• [Soal]
Lanjutkan berita tentang sarasehan Gerbang Praja dan aksara Jawa setelah kalimat terakhirnya.

• [Bacaan]
○ ○ ○ ○ ○ ○ ○
14 Mar 2019
  Humas Berita, Kebudayaan,

Gerbang Praja, Upaya Peningkatan Pemahaman Aksara Jawa

Yogyakarta (14/03/2019) jogjaprov.go.id – Dalam Rangka memperingati Hari Kesatuan Gerak PKK ke-47, Tim Penggerak Pemberdayaan dan Kesejahteraan Keluarga (TP PKK) Daerah Istimewa Yogyakarta (DIY) menggelar acara sarasehan mengenai program Restorasi Sosial Gerbang Praja (Gerakan Bangga Penggunaan Aksara Jawa) dengan sub-tema 'Menggugah Rasa Sithik Edhing Kanthi Aksara'.

Bekerjasama dengan Dinas Sosial DIY, acara tersebut digelar pada Kamis (14/03) di Bangsal Wiyotoprojo, Komplek Kepatihan, Yogyakarta. Acara ini dihadiri oleh Gusti Kanjeng Bendoro Raden Ayu (GKBRAy) Adipati Paku Alam X selaku Wakil Ketua I TP PKK DIY, Drs. Untung Sukaryadi, MM selaku Kepala Dinas Sosial, Prof. Manu Widyo Saputro selaku filosof aksara jawa, Rio Bimo Guritno selaku narasumber, dan seluruh anggota TP PKK seluruh DIY.

Dalam sambutannya, GKBRAy A Paku Alam X mengajak anggota TP PKK DIY untuk mengenali aksara jawa. Beliau menyatakan bahwa banyak orang hanya dapat menyebutkan aksara jawanya saja namun tidak dapat menuliskannya. GKBRAy A Paku Alam X juga menginginkan semua pengumuman yang ada di papan pengumuman Pura Pakualaman diganti menggunakan aksara jawa agar dapat menggugah masyarakat untuk mempelajari aksara jawa.

“Monggo kita menggunakan bahasa Jawa dan aksara jawa, karena di era globalisasi ini siapa lagi kalau bukan kita yang nguri-uri kabudayan aksara jawa ini,” ungkap Gusti Putri.
○ ○ ○ ○ ○ ○ ○
• [Bagian Data]
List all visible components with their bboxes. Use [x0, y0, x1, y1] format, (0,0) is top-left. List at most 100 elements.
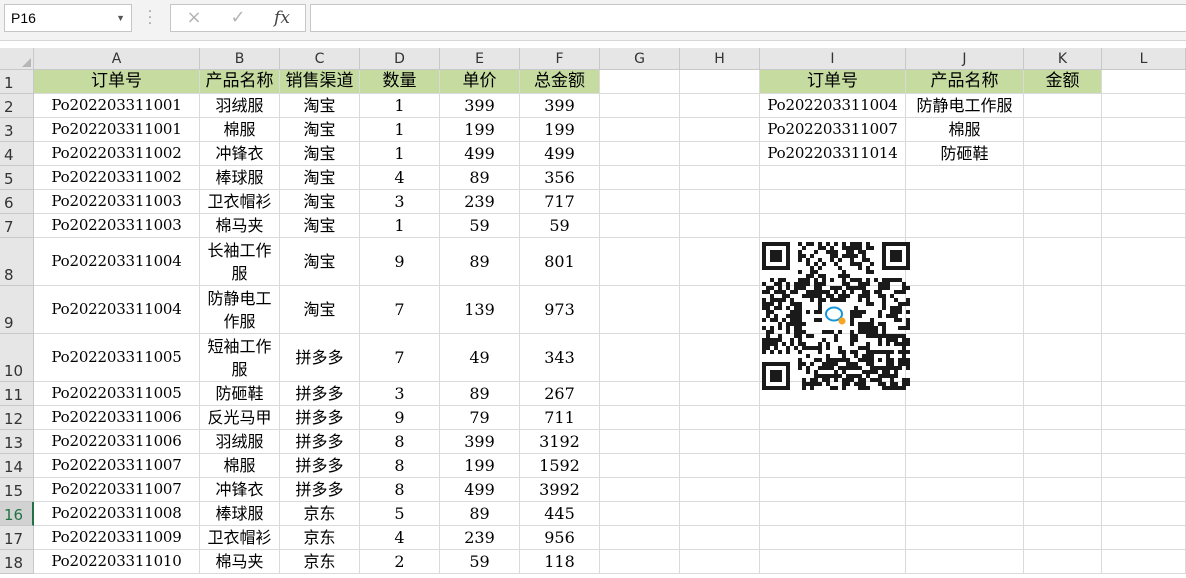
○ ○ ○ ○ ○ ○ ○
• [Jawaban]
Sementara itu, Kepala Dinas Sosial DIY Drs. Untung Sukaryadi, MM, menyampaikan bahwa alasan diadakannya program restorasi sosial ini agar budaya jawa yang ada di Yogyakarta, terutama aksara jawa tidak hilang. Maka dari itu, dibentuklah Gerbang Praja (Gerakan Bangga Penggunaan Aksara Jawa) untuk mengembalikan budaya jawa seperti semula.

Anggapan bahwa belajar aksara jawa itu marjinal, disebut Untung, karena dianggap tidak menjanjikan dan lebih memilih belajar pelajaran lain yang dianggap dapat bermanfaat untuk profesinya kelak. Selain itu, aksara jawa selama ini hanya digunakan untuk menulis bahasa Jawa saja sedangkan untuk bahasa Jawanya tidak pernah dipraktikkan dalam kehidupan sehari-hari yang menyebabkan hilangnya kebiasaan masyarakat jawa dalam menulis aksara jawa.

Pada acara tersebut, filosof aksara Jawa Manu Widyo Saputro turut mengungkapkan, pada masa Jawa Kuno aksara jawa berjumlah 48 aksara. Pada abad ke-17 para sunan menggunakan aksara tersebut untuk berdakwah, kemudian aksara tersebut disederhanakan menjadi 20 aksara.

Sementara itu, Rio Bimo Guritno yang menjadi narasumber pada acara tersebut mengatakan, di era milenial ini kemajuan teknologi mungkin akan berdampak pada aspek-aspek kehidupan budaya. Ia beranggapan bahwa kemajuan teknologi terutama teknologi informasi bukanlah musuh dari proses pelestarian budaya, justru menjadi strategi sebagai alat untuk mempublikasikan kekayaan khasanah budaya Jawa dan kearifan-kearifan lokal mengingat generasi sekarang tidak dapat lepas dari ponsel pintarnya.

Dengan diselenggarakannya Program Restorasi Sosial Gerbang Praja ini diharapkan dapat membangun generasi istimewa yang berbudaya serta beretika jawa. (*/vl)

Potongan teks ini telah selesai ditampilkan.